(Dataset entries)
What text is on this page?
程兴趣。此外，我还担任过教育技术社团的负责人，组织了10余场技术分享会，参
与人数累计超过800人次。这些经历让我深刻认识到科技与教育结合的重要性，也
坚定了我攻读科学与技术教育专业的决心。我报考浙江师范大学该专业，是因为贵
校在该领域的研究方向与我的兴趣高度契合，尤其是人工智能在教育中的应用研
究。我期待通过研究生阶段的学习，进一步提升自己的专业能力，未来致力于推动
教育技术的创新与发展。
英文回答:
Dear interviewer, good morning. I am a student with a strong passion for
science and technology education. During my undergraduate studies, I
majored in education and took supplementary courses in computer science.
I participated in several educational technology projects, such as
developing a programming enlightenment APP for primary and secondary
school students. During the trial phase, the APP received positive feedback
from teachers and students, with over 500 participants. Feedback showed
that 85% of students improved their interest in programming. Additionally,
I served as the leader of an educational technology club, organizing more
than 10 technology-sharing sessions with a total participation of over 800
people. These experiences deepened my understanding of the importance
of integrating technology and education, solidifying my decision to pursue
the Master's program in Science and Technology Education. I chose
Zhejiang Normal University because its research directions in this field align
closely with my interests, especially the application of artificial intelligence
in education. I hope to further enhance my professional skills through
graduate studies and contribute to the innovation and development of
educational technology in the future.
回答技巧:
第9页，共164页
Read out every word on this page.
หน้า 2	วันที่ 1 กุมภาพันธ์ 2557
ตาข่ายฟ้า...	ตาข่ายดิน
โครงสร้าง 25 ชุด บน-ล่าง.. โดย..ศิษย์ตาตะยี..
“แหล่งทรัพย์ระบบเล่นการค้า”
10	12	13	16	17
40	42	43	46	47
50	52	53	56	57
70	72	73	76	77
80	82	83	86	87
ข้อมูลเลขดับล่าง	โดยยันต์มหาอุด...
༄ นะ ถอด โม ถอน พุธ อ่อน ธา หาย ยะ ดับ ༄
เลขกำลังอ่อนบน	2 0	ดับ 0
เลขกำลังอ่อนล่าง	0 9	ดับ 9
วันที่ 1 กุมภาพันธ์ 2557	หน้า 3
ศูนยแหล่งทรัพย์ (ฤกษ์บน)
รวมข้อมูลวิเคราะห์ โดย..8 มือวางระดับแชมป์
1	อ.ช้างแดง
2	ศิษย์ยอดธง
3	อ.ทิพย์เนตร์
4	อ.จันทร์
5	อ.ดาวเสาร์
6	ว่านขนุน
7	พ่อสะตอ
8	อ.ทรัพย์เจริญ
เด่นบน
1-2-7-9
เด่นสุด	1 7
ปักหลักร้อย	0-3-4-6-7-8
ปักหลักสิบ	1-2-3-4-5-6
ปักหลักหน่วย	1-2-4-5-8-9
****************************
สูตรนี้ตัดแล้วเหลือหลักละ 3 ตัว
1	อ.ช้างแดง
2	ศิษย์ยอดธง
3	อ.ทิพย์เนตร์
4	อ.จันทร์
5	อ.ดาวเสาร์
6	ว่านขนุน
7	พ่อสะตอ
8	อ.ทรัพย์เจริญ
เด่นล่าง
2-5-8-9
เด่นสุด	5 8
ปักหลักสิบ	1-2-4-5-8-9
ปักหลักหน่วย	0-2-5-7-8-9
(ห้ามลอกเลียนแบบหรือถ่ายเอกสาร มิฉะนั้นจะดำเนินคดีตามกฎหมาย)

**Stated exercise**
Each entry must be reproduced verbatim.

**Reply**
What text is on this page?
程兴趣。此外，我还担任过教育技术社团的负责人，组织了10余场技术分享会，参
与人数累计超过800人次。这些经历让我深刻认识到科技与教育结合的重要性，也
坚定了我攻读科学与技术教育专业的决心。我报考浙江师范大学该专业，是因为贵
校在该领域的研究方向与我的兴趣高度契合，尤其是人工智能在教育中的应用研
究。我期待通过研究生阶段的学习，进一步提升自己的专业能力，未来致力于推动
教育技术的创新与发展。
英文回答:
Dear interviewer, good morning. I am a student with a strong passion for
science and technology education. During my undergraduate studies, I
majored in education and took supplementary courses in computer science.
I participated in several educational technology projects, such as
developing a programming enlightenment APP for primary and secondary
school students. During the trial phase, the APP received positive feedback
from teachers and students, with over 500 participants. Feedback showed
that 85% of students improved their interest in programming. Additionally,
I served as the leader of an educational technology club, organizing more
than 10 technology-sharing sessions with a total participation of over 800
people. These experiences deepened my understanding of the importance
of integrating technology and education, solidifying my decision to pursue
the Master's program in Science and Technology Education. I chose
Zhejiang Normal University because its research directions in this field align
closely with my interests, especially the application of artificial intelligence
in education. I hope to further enhance my professional skills through
graduate studies and contribute to the innovation and development of
educational technology in the future.
回答技巧:
第9页，共164页
Read out every word on this page.
หน้า 2	วันที่ 1 กุมภาพันธ์ 2557
ตาข่ายฟ้า...	ตาข่ายดิน
โครงสร้าง 25 ชุด บน-ล่าง.. โดย..ศิษย์ตาตะยี..
“แหล่งทรัพย์ระบบเล่นการค้า”
10	12	13	16	17
40	42	43	46	47
50	52	53	56	57
70	72	73	76	77
80	82	83	86	87
ข้อมูลเลขดับล่าง	โดยยันต์มหาอุด...
༄ นะ ถอด โม ถอน พุธ อ่อน ธา หาย ยะ ดับ ༄
เลขกำลังอ่อนบน	2 0	ดับ 0
เลขกำลังอ่อนล่าง	0 9	ดับ 9
วันที่ 1 กุมภาพันธ์ 2557	หน้า 3
ศูนยแหล่งทรัพย์ (ฤกษ์บน)
รวมข้อมูลวิเคราะห์ โดย..8 มือวางระดับแชมป์
1	อ.ช้างแดง
2	ศิษย์ยอดธง
3	อ.ทิพย์เนตร์
4	อ.จันทร์
5	อ.ดาวเสาร์
6	ว่านขนุน
7	พ่อสะตอ
8	อ.ทรัพย์เจริญ
เด่นบน
1-2-7-9
เด่นสุด	1 7
ปักหลักร้อย	0-3-4-6-7-8
ปักหลักสิบ	1-2-3-4-5-6
ปักหลักหน่วย	1-2-4-5-8-9
****************************
สูตรนี้ตัดแล้วเหลือหลักละ 3 ตัว
1	อ.ช้างแดง
2	ศิษย์ยอดธง
3	อ.ทิพย์เนตร์
4	อ.จันทร์
5	อ.ดาวเสาร์
6	ว่านขนุน
7	พ่อสะตอ
8	อ.ทรัพย์เจริญ
เด่นล่าง
2-5-8-9
เด่นสุด	5 8
ปักหลักสิบ	1-2-4-5-8-9
ปักหลักหน่วย	0-2-5-7-8-9
(ห้ามลอกเลียนแบบหรือถ่ายเอกสาร มิฉะนั้นจะดำเนินคดีตามกฎหมาย)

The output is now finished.